Extrait du texte.
==============================
Est-ce que Lambrichs associait tes interventions dans la revue et tes publications dans la collection (la maison Gallimard note encore à ce jour que tu es le troisième auteur le plus fidèle à la collection du « Chemin » après Butor et Le Clézio en nombre de titres) : il engageait vraiment avec toi un contrat au long cours te laissant grande liberté de pensée ? Toutes tes contributions reviennent dans tes livres du « Chemin ». Mais je me pose la question suivante : tu donnes l’impression d’un travail titanesque à ce moment-là, aussi est-ce que Lambrichs et ce qu’il offrait (avec la NRF par la suite) a été un aiguillon ou plus simplement une merveilleuse occasion de donner tout ce qui écrivait par ton travail une poétique en situation ? Question annexe : pourquoi ton nom disparaît-il des numéros 25-29 pour réapparaître dans le dernier avec le liminaire de Poésie sans réponse ?
Il n’est pas facile de répondre à tes questions parce qu’elles semblent présupposer du concerté, du voulu, là où il n’y avait peut être vraiment comme tu dis, qu’un « contrat au long cours » avec « grande liberté de pensée ». Bien sûr, il y avait du continu entre ce qui paraissait dans les Cahiers du chemin et dans la collection du « Chemin ». Oui, un aiguillon, et généreux. Et le passage de Lambrichs à la NRF, avec l’abandon des Cahiers, a été malheureux. Plus un lâchage de certains par Lambrichs. Mais je ne me rappelle pas pourquoi, comme tu dis, je disparais des n°25 à 29 des Cahiers. Il n’y a jamais eu la moindre brouille entre Georges Lambrichs et moi. De 25 à 29, c’est de 1976 à 1977, et je publie Pour la poétique V en 1978, je commence à travailler à Critique du rythme. C’est pourquoi il y a ce trou. Mais je publie « Langage histoire une même théorie » en 1977 dans le premier numéro de la NRF dirigé par Lambrichs.
==============================
Matériel fourni.
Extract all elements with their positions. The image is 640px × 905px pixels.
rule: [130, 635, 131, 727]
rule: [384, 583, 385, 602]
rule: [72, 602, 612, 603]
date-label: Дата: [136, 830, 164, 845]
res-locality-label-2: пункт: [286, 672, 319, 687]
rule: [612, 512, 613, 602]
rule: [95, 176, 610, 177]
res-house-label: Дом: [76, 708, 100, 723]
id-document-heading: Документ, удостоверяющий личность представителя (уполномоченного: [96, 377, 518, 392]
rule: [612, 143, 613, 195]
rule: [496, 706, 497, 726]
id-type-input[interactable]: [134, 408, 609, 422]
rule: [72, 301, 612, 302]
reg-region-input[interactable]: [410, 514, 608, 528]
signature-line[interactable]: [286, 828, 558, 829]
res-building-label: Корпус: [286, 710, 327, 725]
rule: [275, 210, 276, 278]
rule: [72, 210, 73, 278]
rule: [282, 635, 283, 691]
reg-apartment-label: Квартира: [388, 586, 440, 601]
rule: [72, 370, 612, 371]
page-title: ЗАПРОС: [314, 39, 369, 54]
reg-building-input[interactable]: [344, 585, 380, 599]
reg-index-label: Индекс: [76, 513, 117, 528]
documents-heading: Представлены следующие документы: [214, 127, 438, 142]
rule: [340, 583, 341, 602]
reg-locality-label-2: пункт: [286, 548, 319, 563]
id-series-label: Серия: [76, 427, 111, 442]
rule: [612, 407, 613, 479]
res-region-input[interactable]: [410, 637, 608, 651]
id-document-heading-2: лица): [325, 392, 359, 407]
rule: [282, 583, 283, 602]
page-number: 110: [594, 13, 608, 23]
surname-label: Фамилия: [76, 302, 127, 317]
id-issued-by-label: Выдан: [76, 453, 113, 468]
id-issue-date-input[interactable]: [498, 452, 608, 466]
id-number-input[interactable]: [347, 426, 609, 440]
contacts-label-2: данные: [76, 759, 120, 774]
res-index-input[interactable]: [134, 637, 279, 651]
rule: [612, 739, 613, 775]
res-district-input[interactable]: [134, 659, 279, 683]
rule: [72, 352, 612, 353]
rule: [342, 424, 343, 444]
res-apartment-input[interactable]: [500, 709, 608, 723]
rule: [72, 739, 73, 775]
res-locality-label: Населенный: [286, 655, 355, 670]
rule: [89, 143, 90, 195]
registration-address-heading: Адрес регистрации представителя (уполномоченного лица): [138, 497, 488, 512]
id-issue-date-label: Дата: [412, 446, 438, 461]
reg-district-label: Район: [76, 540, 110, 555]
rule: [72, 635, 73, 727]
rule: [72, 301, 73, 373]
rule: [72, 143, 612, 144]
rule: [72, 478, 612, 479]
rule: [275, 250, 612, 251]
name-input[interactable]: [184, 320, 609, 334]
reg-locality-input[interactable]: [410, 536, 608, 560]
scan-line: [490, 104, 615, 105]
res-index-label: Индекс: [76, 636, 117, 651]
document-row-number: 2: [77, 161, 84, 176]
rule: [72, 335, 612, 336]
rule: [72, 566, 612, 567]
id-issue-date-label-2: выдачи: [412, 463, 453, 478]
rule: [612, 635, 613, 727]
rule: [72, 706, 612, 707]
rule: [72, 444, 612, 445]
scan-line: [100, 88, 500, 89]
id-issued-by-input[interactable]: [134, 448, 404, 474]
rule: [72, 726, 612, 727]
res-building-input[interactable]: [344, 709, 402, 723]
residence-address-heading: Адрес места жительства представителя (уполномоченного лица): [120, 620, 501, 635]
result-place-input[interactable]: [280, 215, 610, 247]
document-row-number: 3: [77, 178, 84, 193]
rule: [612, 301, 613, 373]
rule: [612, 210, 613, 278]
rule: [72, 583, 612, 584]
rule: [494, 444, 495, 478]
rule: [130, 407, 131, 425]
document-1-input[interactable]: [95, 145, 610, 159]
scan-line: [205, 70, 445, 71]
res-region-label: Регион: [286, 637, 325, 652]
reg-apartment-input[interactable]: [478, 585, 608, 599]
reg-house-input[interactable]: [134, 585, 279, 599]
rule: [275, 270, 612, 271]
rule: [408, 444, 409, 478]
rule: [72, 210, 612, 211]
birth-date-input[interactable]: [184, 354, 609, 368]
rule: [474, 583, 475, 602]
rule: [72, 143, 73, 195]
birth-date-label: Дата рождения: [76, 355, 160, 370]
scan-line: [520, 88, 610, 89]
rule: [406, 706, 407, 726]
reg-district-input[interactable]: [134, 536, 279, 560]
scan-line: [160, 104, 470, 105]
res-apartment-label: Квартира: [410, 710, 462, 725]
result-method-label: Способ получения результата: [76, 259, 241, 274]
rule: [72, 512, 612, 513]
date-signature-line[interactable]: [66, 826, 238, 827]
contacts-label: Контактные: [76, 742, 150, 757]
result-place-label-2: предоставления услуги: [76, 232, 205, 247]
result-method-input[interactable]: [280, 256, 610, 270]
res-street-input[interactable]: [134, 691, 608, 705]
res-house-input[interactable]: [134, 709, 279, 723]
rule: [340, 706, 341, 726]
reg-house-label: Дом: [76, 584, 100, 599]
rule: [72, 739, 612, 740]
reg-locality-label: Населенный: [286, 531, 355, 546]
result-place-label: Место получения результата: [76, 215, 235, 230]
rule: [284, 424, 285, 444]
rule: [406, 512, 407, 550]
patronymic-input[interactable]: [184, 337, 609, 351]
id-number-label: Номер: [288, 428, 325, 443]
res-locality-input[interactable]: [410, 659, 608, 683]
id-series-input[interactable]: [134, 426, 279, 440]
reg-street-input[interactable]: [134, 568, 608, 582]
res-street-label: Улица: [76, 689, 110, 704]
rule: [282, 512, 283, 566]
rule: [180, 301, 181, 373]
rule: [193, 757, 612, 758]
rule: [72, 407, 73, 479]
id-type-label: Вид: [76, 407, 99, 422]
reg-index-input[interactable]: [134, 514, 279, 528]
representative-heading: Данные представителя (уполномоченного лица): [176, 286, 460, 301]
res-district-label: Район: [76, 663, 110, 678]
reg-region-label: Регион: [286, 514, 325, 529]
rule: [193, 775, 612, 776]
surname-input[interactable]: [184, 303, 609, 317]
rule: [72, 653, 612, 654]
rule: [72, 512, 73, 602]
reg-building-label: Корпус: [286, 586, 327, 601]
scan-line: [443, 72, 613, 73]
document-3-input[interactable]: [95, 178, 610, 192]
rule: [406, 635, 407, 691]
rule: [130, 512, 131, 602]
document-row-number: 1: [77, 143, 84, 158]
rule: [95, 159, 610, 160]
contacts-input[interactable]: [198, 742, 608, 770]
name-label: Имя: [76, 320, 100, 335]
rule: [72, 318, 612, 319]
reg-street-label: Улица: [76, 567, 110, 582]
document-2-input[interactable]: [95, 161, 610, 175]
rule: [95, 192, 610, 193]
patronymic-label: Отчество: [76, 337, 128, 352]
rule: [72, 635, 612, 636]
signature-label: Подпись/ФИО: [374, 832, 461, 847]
==============================
Travail demandé.
(a) Dans l'entretien sur Lambrichs, quel texte celui qui répond publie-t-il en 1977 dans le premier numéro de la NRF dirigé par Lambrichs ?
(b) Prolongez l'entretien sur Lambrichs à la suite de sa dernière phrase.

Réponses attendues.
(a) « Langage histoire une même théorie ».

(b)
Alors, quarante ans après, penses-tu que ce moment Cahiers du Chemin ait été un laboratoire de la poétique, un atelier merveilleux plein d’avenir ? Quel meilleur souvenir ? Quel regret ? Et surtout quel constat sur le chantier qui s’y est vraiment ouvert et que depuis lors tu as élargi aux dimensions d’une aventure intellectuelle dont je suis loin d’avoir parcouru tous les « cahiers » pour en apercevoir le continu du « chemin » ? Je m’arrête avec ce qui est peut-être le plus important : Les Cahiers t’ont-ils aidé ou tes contributions aux Cahiers t’ont-elles engagé encore plus qu’auparavant dans Europe… vers l’écriture de la pensée et la pensée de l’écriture, vers le rythme, le sujet, le poème contre tous les positivismes et dogmatismes ou conservatismes (même d’avant-garde) de l’époque ?
Et comme tu y vas, quarante ans après… Je crois que pour tous ceux qui y ont participé, toutes différences gardées, les Cahiers du chemin ont été un merveilleux lieu de liberté. Et d’amitié. Un atelier, oui. Mais pas un « laboratoire de la poétique », sinon que là j’entends mon aventure personnelle. Les Cahiers du chemin m’ont aidé, mais aussi la revue Europe, autre lieu de liberté où je suis encore. Et la revue Esprit. Chacun mène son aventure. Nul ne sait où il va. C’est le bonheur de vivre.